▸ Written exercise
Below are entries to be transcribed exactly; exclude the pictures from the copy.

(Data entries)

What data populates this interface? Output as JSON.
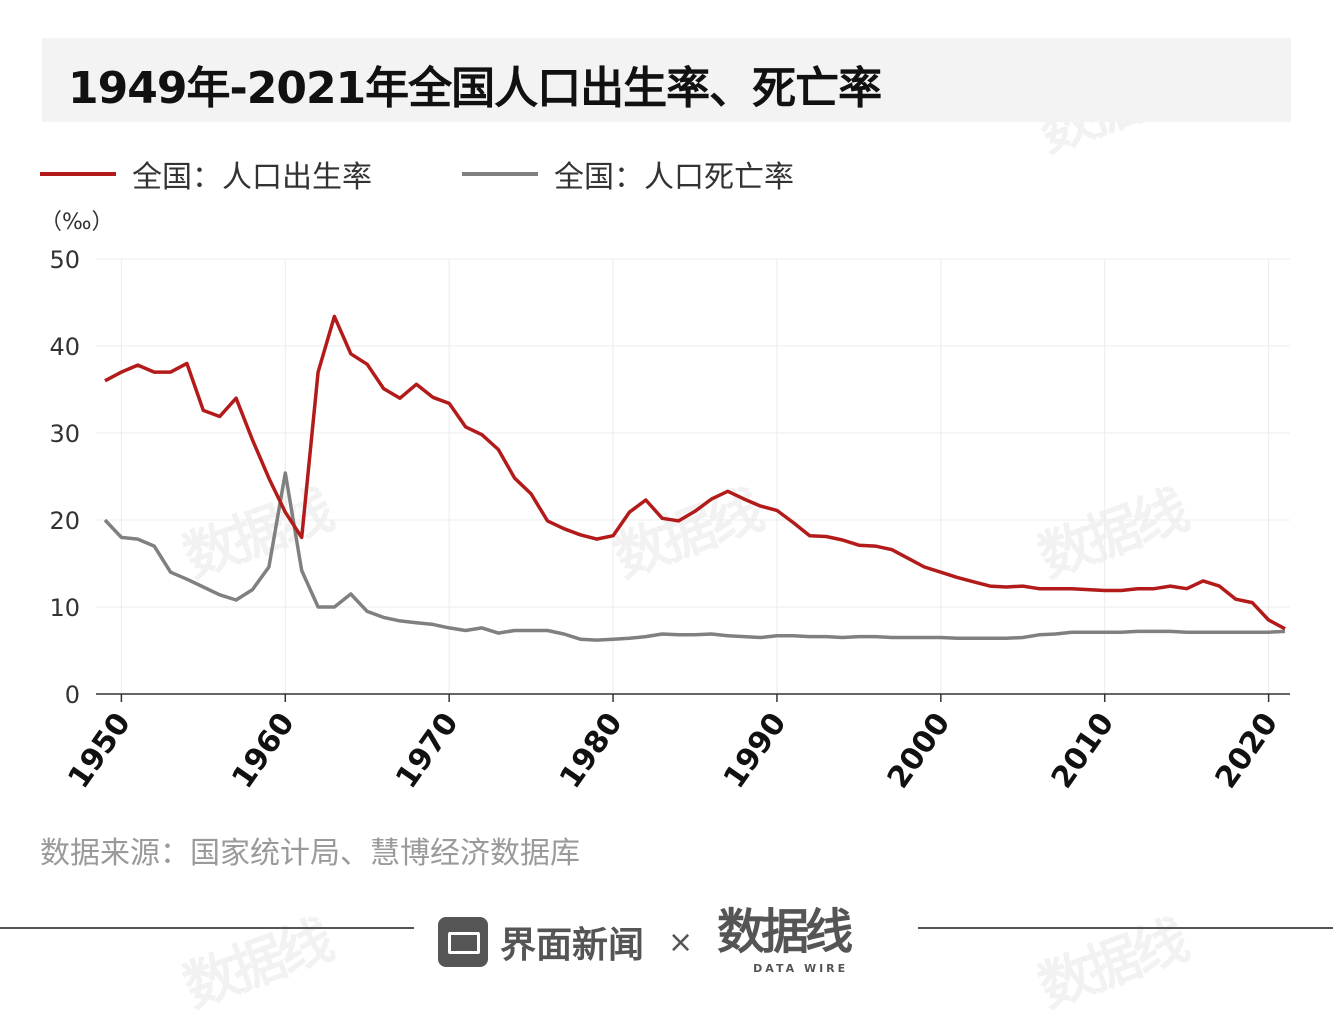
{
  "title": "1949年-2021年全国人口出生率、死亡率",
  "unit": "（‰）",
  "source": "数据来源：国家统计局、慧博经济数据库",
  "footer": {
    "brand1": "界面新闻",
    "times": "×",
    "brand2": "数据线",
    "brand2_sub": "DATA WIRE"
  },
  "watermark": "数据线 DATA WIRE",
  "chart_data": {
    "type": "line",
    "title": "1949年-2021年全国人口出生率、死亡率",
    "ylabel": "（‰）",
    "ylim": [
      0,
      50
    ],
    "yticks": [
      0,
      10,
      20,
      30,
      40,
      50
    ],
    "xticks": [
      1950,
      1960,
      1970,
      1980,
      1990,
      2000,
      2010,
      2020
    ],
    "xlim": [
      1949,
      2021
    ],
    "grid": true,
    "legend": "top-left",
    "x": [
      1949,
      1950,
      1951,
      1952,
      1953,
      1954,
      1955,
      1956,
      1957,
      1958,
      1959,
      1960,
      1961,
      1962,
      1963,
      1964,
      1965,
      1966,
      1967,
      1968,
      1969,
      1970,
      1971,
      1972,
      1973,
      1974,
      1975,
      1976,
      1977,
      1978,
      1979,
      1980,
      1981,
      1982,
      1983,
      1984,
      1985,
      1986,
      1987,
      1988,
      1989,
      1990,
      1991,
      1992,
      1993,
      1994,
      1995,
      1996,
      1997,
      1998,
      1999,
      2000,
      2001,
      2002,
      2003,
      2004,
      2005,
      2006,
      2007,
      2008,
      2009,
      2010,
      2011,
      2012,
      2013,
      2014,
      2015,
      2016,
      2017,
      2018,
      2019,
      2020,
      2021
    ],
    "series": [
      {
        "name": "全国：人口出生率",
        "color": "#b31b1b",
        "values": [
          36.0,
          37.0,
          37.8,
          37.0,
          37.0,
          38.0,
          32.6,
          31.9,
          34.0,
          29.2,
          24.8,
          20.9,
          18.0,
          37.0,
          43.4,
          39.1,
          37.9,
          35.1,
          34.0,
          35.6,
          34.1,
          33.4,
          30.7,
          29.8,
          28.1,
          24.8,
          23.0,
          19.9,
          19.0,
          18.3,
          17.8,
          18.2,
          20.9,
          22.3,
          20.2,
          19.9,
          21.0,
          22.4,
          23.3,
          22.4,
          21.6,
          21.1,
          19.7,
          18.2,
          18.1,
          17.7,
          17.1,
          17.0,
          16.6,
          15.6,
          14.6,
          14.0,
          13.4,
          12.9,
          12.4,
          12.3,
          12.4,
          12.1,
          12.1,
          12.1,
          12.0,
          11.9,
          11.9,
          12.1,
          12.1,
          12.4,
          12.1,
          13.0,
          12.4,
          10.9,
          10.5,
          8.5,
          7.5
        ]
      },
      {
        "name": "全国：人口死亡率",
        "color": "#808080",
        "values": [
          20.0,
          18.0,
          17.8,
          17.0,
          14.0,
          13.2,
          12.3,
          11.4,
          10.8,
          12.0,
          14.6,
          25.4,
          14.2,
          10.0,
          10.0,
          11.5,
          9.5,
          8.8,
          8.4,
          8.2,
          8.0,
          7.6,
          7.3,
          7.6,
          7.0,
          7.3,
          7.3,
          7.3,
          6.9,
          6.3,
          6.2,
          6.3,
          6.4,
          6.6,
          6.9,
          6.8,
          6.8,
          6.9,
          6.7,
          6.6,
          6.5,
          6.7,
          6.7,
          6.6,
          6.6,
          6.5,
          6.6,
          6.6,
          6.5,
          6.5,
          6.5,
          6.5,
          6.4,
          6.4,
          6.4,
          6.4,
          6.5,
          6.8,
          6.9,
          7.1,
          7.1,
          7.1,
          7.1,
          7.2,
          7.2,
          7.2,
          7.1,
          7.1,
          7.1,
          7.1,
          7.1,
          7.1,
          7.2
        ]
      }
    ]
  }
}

▸ Expected answer
What data populates this interface? Output as JSON.
{
  "title": "1949年-2021年全国人口出生率、死亡率",
  "unit": "（‰）",
  "source": "数据来源：国家统计局、慧博经济数据库",
  "footer": {
    "brand1": "界面新闻",
    "times": "×",
    "brand2": "数据线",
    "brand2_sub": "DATA WIRE"
  },
  "watermark": "数据线 DATA WIRE",
  "chart_data": {
    "type": "line",
    "title": "1949年-2021年全国人口出生率、死亡率",
    "ylabel": "（‰）",
    "ylim": [
      0,
      50
    ],
    "yticks": [
      0,
      10,
      20,
      30,
      40,
      50
    ],
    "xticks": [
      1950,
      1960,
      1970,
      1980,
      1990,
      2000,
      2010,
      2020
    ],
    "xlim": [
      1949,
      2021
    ],
    "grid": true,
    "legend": "top-left",
    "x": [
      1949,
      1950,
      1951,
      1952,
      1953,
      1954,
      1955,
      1956,
      1957,
      1958,
      1959,
      1960,
      1961,
      1962,
      1963,
      1964,
      1965,
      1966,
      1967,
      1968,
      1969,
      1970,
      1971,
      1972,
      1973,
      1974,
      1975,
      1976,
      1977,
      1978,
      1979,
      1980,
      1981,
      1982,
      1983,
      1984,
      1985,
      1986,
      1987,
      1988,
      1989,
      1990,
      1991,
      1992,
      1993,
      1994,
      1995,
      1996,
      1997,
      1998,
      1999,
      2000,
      2001,
      2002,
      2003,
      2004,
      2005,
      2006,
      2007,
      2008,
      2009,
      2010,
      2011,
      2012,
      2013,
      2014,
      2015,
      2016,
      2017,
      2018,
      2019,
      2020,
      2021
    ],
    "series": [
      {
        "name": "全国：人口出生率",
        "color": "#b31b1b",
        "values": [
          36.0,
          37.0,
          37.8,
          37.0,
          37.0,
          38.0,
          32.6,
          31.9,
          34.0,
          29.2,
          24.8,
          20.9,
          18.0,
          37.0,
          43.4,
          39.1,
          37.9,
          35.1,
          34.0,
          35.6,
          34.1,
          33.4,
          30.7,
          29.8,
          28.1,
          24.8,
          23.0,
          19.9,
          19.0,
          18.3,
          17.8,
          18.2,
          20.9,
          22.3,
          20.2,
          19.9,
          21.0,
          22.4,
          23.3,
          22.4,
          21.6,
          21.1,
          19.7,
          18.2,
          18.1,
          17.7,
          17.1,
          17.0,
          16.6,
          15.6,
          14.6,
          14.0,
          13.4,
          12.9,
          12.4,
          12.3,
          12.4,
          12.1,
          12.1,
          12.1,
          12.0,
          11.9,
          11.9,
          12.1,
          12.1,
          12.4,
          12.1,
          13.0,
          12.4,
          10.9,
          10.5,
          8.5,
          7.5
        ]
      },
      {
        "name": "全国：人口死亡率",
        "color": "#808080",
        "values": [
          20.0,
          18.0,
          17.8,
          17.0,
          14.0,
          13.2,
          12.3,
          11.4,
          10.8,
          12.0,
          14.6,
          25.4,
          14.2,
          10.0,
          10.0,
          11.5,
          9.5,
          8.8,
          8.4,
          8.2,
          8.0,
          7.6,
          7.3,
          7.6,
          7.0,
          7.3,
          7.3,
          7.3,
          6.9,
          6.3,
          6.2,
          6.3,
          6.4,
          6.6,
          6.9,
          6.8,
          6.8,
          6.9,
          6.7,
          6.6,
          6.5,
          6.7,
          6.7,
          6.6,
          6.6,
          6.5,
          6.6,
          6.6,
          6.5,
          6.5,
          6.5,
          6.5,
          6.4,
          6.4,
          6.4,
          6.4,
          6.5,
          6.8,
          6.9,
          7.1,
          7.1,
          7.1,
          7.1,
          7.2,
          7.2,
          7.2,
          7.1,
          7.1,
          7.1,
          7.1,
          7.1,
          7.1,
          7.2
        ]
      }
    ]
  }
}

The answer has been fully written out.